**What is expected:** Please restate the following records word for word.

begin Working data

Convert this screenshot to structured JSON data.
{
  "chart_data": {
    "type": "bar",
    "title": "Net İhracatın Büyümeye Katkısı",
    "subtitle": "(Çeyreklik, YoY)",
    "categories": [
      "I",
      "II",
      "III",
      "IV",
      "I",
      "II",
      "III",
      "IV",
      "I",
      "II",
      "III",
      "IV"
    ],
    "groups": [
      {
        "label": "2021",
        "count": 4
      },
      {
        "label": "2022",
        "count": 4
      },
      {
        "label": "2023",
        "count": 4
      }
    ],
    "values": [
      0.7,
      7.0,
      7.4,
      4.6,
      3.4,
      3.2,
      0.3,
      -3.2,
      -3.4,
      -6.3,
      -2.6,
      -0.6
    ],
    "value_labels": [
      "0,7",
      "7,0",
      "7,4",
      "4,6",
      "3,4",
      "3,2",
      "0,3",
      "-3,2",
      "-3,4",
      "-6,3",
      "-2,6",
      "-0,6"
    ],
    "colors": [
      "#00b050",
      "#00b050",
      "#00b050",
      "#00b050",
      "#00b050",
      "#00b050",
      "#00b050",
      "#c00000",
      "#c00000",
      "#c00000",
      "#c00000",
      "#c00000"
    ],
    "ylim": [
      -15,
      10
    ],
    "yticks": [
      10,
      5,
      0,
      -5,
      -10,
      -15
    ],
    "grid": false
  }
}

end Working data

**Solution to this task:**
Convert this screenshot to structured JSON data.
{
  "chart_data": {
    "type": "bar",
    "title": "Net İhracatın Büyümeye Katkısı",
    "subtitle": "(Çeyreklik, YoY)",
    "categories": [
      "I",
      "II",
      "III",
      "IV",
      "I",
      "II",
      "III",
      "IV",
      "I",
      "II",
      "III",
      "IV"
    ],
    "groups": [
      {
        "label": "2021",
        "count": 4
      },
      {
        "label": "2022",
        "count": 4
      },
      {
        "label": "2023",
        "count": 4
      }
    ],
    "values": [
      0.7,
      7.0,
      7.4,
      4.6,
      3.4,
      3.2,
      0.3,
      -3.2,
      -3.4,
      -6.3,
      -2.6,
      -0.6
    ],
    "value_labels": [
      "0,7",
      "7,0",
      "7,4",
      "4,6",
      "3,4",
      "3,2",
      "0,3",
      "-3,2",
      "-3,4",
      "-6,3",
      "-2,6",
      "-0,6"
    ],
    "colors": [
      "#00b050",
      "#00b050",
      "#00b050",
      "#00b050",
      "#00b050",
      "#00b050",
      "#00b050",
      "#c00000",
      "#c00000",
      "#c00000",
      "#c00000",
      "#c00000"
    ],
    "ylim": [
      -15,
      10
    ],
    "yticks": [
      10,
      5,
      0,
      -5,
      -10,
      -15
    ],
    "grid": false
  }
}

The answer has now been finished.